▶ Exercise directions
Lines holding the string "title" are the ones to copy from this listing.
-----
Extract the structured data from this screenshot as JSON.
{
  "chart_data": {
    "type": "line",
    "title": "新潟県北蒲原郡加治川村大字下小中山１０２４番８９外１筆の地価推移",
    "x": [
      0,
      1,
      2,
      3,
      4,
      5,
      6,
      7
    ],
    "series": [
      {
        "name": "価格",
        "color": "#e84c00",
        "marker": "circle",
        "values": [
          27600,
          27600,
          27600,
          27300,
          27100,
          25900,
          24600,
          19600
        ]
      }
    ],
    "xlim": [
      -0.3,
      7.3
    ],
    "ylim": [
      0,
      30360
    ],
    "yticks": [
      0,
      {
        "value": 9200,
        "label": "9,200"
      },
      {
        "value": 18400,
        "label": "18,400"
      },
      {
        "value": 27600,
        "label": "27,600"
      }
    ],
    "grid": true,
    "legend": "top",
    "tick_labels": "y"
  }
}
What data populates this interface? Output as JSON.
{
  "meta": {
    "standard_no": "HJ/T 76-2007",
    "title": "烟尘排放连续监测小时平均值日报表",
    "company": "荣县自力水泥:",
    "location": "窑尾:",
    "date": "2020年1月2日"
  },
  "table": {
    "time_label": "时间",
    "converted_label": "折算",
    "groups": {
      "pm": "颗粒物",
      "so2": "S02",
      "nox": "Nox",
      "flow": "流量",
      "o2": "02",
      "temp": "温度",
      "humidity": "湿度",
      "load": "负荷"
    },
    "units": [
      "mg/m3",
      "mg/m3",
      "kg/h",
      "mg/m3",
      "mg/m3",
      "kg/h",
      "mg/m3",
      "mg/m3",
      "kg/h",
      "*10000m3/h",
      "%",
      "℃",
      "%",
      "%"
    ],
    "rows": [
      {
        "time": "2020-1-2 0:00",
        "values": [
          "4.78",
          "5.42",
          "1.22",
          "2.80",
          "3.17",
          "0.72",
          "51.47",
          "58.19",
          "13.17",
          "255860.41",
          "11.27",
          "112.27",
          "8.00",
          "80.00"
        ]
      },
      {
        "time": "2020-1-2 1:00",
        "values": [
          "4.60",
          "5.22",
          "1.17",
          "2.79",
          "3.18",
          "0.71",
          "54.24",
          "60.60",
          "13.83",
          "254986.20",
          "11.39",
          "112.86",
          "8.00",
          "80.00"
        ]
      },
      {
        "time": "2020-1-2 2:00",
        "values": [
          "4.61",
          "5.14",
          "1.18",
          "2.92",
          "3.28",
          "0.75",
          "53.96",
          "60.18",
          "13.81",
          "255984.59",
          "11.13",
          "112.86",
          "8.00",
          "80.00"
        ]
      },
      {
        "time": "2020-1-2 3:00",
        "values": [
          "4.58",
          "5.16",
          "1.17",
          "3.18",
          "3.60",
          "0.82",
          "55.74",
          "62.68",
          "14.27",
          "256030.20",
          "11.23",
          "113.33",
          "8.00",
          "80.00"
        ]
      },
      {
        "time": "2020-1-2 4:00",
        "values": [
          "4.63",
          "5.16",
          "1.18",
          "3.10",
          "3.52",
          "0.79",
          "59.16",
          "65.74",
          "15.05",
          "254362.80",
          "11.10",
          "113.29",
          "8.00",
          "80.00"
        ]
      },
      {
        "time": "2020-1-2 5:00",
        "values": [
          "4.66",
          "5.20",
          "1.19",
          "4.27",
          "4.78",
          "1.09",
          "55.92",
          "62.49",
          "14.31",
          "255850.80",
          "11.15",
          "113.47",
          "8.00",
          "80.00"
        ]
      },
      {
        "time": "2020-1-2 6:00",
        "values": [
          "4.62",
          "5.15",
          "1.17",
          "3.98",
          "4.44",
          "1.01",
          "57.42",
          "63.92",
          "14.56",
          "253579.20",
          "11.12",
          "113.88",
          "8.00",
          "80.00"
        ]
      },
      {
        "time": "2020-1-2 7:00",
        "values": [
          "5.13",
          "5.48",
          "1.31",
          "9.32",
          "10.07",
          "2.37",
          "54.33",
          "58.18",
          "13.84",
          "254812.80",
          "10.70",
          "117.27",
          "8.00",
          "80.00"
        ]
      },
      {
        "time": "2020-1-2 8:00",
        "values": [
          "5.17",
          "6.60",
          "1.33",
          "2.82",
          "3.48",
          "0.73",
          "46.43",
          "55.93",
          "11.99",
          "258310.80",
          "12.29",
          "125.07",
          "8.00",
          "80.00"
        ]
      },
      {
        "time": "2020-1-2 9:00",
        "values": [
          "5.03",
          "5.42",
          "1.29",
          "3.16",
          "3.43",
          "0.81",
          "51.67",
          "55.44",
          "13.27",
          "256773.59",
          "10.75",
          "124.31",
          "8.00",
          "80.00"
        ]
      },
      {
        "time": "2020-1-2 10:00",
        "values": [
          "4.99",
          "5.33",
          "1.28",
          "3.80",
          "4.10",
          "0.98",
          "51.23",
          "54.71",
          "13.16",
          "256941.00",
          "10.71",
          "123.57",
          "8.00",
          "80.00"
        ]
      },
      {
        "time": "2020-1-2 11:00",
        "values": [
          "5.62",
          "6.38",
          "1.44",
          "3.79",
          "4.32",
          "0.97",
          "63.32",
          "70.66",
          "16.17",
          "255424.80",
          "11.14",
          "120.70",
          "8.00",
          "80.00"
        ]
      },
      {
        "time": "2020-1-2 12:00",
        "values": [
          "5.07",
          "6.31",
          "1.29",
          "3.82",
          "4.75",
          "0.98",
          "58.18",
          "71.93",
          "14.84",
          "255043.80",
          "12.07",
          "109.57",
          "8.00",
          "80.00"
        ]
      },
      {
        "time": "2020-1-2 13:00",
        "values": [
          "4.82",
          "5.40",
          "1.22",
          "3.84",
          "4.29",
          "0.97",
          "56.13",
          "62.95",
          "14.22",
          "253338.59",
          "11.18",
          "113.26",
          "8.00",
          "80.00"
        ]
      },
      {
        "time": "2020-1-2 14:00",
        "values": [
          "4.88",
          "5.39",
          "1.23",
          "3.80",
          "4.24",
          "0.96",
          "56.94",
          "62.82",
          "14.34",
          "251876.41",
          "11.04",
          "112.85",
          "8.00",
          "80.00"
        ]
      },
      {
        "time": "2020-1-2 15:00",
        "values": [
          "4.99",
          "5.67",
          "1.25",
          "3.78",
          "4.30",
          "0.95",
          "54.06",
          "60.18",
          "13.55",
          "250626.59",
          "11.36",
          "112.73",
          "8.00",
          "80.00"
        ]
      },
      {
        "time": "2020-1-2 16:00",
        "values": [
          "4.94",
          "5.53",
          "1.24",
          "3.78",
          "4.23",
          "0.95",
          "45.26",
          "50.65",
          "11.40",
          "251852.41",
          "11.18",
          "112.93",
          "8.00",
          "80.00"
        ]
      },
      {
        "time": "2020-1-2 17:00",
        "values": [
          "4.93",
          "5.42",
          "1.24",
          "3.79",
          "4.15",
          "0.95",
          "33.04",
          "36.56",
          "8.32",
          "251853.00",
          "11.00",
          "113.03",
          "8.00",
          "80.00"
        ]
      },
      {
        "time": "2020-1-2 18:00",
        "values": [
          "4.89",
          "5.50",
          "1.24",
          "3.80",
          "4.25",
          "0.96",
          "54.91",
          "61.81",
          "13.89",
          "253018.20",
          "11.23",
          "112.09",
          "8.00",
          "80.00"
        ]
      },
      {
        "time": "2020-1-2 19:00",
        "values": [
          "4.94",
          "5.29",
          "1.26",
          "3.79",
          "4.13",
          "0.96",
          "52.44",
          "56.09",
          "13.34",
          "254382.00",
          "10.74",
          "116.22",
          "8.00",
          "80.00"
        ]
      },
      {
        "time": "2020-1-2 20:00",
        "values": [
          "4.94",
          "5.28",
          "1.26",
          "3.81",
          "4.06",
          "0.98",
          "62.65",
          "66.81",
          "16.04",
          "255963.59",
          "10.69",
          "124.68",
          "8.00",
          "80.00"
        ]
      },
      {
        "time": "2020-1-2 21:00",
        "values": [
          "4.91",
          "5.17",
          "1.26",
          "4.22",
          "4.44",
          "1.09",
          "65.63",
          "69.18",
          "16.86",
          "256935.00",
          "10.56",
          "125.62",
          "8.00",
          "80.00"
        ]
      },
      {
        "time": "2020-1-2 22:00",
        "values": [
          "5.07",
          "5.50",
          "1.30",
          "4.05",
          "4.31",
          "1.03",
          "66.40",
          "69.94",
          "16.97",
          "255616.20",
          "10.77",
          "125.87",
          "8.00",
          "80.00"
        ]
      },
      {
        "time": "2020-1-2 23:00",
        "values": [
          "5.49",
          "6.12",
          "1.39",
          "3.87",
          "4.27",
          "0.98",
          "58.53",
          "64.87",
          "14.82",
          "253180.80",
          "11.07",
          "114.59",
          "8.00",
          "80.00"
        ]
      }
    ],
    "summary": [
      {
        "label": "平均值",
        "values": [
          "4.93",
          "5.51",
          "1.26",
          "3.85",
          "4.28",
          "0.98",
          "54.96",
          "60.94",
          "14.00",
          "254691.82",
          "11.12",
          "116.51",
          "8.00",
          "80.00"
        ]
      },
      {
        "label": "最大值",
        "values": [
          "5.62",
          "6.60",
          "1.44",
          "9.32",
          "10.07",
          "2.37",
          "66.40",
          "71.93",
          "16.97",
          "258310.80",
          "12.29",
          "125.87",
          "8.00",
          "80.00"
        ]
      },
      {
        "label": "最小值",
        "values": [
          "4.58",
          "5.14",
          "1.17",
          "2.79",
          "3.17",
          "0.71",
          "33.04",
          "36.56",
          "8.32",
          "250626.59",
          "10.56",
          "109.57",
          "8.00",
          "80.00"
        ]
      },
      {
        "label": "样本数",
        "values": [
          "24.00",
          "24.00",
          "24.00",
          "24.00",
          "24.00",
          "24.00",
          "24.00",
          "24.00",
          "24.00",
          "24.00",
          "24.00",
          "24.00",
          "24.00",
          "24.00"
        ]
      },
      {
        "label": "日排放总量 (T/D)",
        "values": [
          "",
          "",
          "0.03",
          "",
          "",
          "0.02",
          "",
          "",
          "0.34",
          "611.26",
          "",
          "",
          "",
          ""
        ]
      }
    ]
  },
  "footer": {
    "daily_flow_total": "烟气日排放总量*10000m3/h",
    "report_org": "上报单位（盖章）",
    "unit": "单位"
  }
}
-----
▶ Response for this exercise
    "title": "新潟県北蒲原郡加治川村大字下小中山１０２４番８９外１筆の地価推移",
    "title": "烟尘排放连续监测小时平均值日报表",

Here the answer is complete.